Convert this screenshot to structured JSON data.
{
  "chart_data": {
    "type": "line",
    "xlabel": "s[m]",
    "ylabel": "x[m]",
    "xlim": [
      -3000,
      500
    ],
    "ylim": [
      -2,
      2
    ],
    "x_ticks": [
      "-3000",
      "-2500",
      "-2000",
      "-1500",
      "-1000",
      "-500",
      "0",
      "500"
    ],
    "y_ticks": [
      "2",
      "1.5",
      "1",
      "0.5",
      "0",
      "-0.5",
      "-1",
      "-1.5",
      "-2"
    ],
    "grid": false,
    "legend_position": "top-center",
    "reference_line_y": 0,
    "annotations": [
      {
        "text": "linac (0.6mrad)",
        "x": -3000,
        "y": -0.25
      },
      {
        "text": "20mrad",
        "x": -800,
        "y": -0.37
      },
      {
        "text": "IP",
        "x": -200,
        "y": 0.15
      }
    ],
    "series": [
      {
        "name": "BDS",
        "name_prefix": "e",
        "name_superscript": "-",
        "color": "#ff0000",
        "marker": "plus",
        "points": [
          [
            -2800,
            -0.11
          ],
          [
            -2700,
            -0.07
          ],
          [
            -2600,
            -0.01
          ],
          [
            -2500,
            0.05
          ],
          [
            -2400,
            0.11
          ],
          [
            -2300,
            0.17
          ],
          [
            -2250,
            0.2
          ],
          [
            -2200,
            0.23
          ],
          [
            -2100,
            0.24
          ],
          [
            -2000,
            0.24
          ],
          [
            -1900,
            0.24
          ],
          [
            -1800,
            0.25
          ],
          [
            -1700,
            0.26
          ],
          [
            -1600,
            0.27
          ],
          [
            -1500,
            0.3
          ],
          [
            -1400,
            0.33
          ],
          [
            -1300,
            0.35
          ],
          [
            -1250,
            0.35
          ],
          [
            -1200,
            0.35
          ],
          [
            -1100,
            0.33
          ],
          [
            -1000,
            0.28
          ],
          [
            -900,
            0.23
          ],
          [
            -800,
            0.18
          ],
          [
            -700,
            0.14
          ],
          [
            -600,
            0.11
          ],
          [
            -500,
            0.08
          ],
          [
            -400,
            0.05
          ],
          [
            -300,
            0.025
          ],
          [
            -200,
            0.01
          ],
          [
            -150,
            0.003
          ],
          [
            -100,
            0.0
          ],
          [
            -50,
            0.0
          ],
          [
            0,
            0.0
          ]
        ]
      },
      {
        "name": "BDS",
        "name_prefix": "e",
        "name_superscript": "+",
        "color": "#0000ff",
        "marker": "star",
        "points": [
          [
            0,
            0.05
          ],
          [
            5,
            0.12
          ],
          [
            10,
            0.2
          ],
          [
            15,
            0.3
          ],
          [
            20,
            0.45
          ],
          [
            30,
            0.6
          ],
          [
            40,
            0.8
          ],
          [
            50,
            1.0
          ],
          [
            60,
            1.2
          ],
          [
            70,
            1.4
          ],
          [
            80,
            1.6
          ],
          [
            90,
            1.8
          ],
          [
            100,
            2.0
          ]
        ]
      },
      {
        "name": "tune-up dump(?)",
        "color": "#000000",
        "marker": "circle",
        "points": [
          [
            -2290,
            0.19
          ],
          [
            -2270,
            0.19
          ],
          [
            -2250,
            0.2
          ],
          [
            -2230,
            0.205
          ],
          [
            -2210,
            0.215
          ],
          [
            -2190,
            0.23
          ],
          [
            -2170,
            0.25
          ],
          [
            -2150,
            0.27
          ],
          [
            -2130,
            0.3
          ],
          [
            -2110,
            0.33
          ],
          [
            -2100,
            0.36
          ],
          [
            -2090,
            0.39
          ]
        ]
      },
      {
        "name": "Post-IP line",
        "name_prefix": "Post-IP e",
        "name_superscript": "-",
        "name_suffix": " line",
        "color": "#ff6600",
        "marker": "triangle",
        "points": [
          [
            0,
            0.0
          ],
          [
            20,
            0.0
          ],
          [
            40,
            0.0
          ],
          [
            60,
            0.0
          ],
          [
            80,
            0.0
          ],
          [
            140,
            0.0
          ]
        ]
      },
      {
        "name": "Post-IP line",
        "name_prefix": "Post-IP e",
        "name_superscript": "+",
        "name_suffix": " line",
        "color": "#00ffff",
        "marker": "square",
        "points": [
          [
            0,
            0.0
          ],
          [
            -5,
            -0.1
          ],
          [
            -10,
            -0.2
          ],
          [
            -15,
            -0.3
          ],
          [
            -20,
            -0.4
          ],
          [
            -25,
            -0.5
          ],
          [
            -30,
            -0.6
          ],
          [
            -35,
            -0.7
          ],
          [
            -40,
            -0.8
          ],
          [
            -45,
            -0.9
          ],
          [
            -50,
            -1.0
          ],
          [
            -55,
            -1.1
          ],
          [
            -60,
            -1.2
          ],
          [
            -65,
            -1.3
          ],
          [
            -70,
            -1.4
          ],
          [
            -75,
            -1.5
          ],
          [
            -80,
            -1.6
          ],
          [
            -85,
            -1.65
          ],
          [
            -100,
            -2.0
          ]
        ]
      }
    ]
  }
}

--------------------------------

EXERCISE BRIEF:
Please output every record, keeping each line exact.

THE REPLY:
Convert this screenshot to structured JSON data.
{
  "chart_data": {
    "type": "line",
    "xlabel": "s[m]",
    "ylabel": "x[m]",
    "xlim": [
      -3000,
      500
    ],
    "ylim": [
      -2,
      2
    ],
    "x_ticks": [
      "-3000",
      "-2500",
      "-2000",
      "-1500",
      "-1000",
      "-500",
      "0",
      "500"
    ],
    "y_ticks": [
      "2",
      "1.5",
      "1",
      "0.5",
      "0",
      "-0.5",
      "-1",
      "-1.5",
      "-2"
    ],
    "grid": false,
    "legend_position": "top-center",
    "reference_line_y": 0,
    "annotations": [
      {
        "text": "linac (0.6mrad)",
        "x": -3000,
        "y": -0.25
      },
      {
        "text": "20mrad",
        "x": -800,
        "y": -0.37
      },
      {
        "text": "IP",
        "x": -200,
        "y": 0.15
      }
    ],
    "series": [
      {
        "name": "BDS",
        "name_prefix": "e",
        "name_superscript": "-",
        "color": "#ff0000",
        "marker": "plus",
        "points": [
          [
            -2800,
            -0.11
          ],
          [
            -2700,
            -0.07
          ],
          [
            -2600,
            -0.01
          ],
          [
            -2500,
            0.05
          ],
          [
            -2400,
            0.11
          ],
          [
            -2300,
            0.17
          ],
          [
            -2250,
            0.2
          ],
          [
            -2200,
            0.23
          ],
          [
            -2100,
            0.24
          ],
          [
            -2000,
            0.24
          ],
          [
            -1900,
            0.24
          ],
          [
            -1800,
            0.25
          ],
          [
            -1700,
            0.26
          ],
          [
            -1600,
            0.27
          ],
          [
            -1500,
            0.3
          ],
          [
            -1400,
            0.33
          ],
          [
            -1300,
            0.35
          ],
          [
            -1250,
            0.35
          ],
          [
            -1200,
            0.35
          ],
          [
            -1100,
            0.33
          ],
          [
            -1000,
            0.28
          ],
          [
            -900,
            0.23
          ],
          [
            -800,
            0.18
          ],
          [
            -700,
            0.14
          ],
          [
            -600,
            0.11
          ],
          [
            -500,
            0.08
          ],
          [
            -400,
            0.05
          ],
          [
            -300,
            0.025
          ],
          [
            -200,
            0.01
          ],
          [
            -150,
            0.003
          ],
          [
            -100,
            0.0
          ],
          [
            -50,
            0.0
          ],
          [
            0,
            0.0
          ]
        ]
      },
      {
        "name": "BDS",
        "name_prefix": "e",
        "name_superscript": "+",
        "color": "#0000ff",
        "marker": "star",
        "points": [
          [
            0,
            0.05
          ],
          [
            5,
            0.12
          ],
          [
            10,
            0.2
          ],
          [
            15,
            0.3
          ],
          [
            20,
            0.45
          ],
          [
            30,
            0.6
          ],
          [
            40,
            0.8
          ],
          [
            50,
            1.0
          ],
          [
            60,
            1.2
          ],
          [
            70,
            1.4
          ],
          [
            80,
            1.6
          ],
          [
            90,
            1.8
          ],
          [
            100,
            2.0
          ]
        ]
      },
      {
        "name": "tune-up dump(?)",
        "color": "#000000",
        "marker": "circle",
        "points": [
          [
            -2290,
            0.19
          ],
          [
            -2270,
            0.19
          ],
          [
            -2250,
            0.2
          ],
          [
            -2230,
            0.205
          ],
          [
            -2210,
            0.215
          ],
          [
            -2190,
            0.23
          ],
          [
            -2170,
            0.25
          ],
          [
            -2150,
            0.27
          ],
          [
            -2130,
            0.3
          ],
          [
            -2110,
            0.33
          ],
          [
            -2100,
            0.36
          ],
          [
            -2090,
            0.39
          ]
        ]
      },
      {
        "name": "Post-IP line",
        "name_prefix": "Post-IP e",
        "name_superscript": "-",
        "name_suffix": " line",
        "color": "#ff6600",
        "marker": "triangle",
        "points": [
          [
            0,
            0.0
          ],
          [
            20,
            0.0
          ],
          [
            40,
            0.0
          ],
          [
            60,
            0.0
          ],
          [
            80,
            0.0
          ],
          [
            140,
            0.0
          ]
        ]
      },
      {
        "name": "Post-IP line",
        "name_prefix": "Post-IP e",
        "name_superscript": "+",
        "name_suffix": " line",
        "color": "#00ffff",
        "marker": "square",
        "points": [
          [
            0,
            0.0
          ],
          [
            -5,
            -0.1
          ],
          [
            -10,
            -0.2
          ],
          [
            -15,
            -0.3
          ],
          [
            -20,
            -0.4
          ],
          [
            -25,
            -0.5
          ],
          [
            -30,
            -0.6
          ],
          [
            -35,
            -0.7
          ],
          [
            -40,
            -0.8
          ],
          [
            -45,
            -0.9
          ],
          [
            -50,
            -1.0
          ],
          [
            -55,
            -1.1
          ],
          [
            -60,
            -1.2
          ],
          [
            -65,
            -1.3
          ],
          [
            -70,
            -1.4
          ],
          [
            -75,
            -1.5
          ],
          [
            -80,
            -1.6
          ],
          [
            -85,
            -1.65
          ],
          [
            -100,
            -2.0
          ]
        ]
      }
    ]
  }
}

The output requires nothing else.